**WRITTEN PROBLEM:**
List each line holding the string "icon".

-- START DATA PROVIDED --

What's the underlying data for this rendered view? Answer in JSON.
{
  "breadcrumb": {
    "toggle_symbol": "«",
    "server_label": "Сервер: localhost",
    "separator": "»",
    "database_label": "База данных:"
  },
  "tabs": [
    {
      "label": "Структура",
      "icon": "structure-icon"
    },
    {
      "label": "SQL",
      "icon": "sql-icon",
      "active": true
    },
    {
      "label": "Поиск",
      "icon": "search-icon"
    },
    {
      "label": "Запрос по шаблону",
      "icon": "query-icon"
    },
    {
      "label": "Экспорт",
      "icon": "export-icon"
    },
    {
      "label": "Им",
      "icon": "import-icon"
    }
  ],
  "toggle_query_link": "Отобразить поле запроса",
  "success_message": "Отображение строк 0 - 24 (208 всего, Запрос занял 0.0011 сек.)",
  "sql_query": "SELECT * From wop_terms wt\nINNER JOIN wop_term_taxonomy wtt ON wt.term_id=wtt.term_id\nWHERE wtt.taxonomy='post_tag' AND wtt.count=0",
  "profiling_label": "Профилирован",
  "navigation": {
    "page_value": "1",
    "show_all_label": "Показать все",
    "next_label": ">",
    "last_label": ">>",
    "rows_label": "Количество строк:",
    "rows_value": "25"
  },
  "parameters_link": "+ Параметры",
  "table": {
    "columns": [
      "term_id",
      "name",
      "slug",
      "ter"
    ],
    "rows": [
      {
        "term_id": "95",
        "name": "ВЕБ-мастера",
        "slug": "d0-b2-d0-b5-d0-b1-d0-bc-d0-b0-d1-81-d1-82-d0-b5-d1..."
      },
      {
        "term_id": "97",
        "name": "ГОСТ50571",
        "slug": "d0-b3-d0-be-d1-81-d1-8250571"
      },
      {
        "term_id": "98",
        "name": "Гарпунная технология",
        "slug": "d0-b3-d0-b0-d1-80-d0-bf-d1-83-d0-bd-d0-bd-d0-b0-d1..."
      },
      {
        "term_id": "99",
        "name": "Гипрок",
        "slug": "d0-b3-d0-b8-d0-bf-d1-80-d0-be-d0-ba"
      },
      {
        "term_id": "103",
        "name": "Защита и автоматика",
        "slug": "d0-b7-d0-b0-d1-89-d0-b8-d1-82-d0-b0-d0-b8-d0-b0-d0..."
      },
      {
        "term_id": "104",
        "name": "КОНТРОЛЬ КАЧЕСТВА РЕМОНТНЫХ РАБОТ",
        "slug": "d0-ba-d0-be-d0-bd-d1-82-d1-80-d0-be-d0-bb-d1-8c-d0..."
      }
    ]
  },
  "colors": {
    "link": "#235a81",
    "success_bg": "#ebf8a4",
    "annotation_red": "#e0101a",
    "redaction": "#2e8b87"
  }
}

-- END DATA PROVIDED --

**SOLUTION TO THE EXERCISE:**
      "icon": "structure-icon"
      "icon": "sql-icon",
      "icon": "search-icon"
      "icon": "query-icon"
      "icon": "export-icon"
      "icon": "import-icon"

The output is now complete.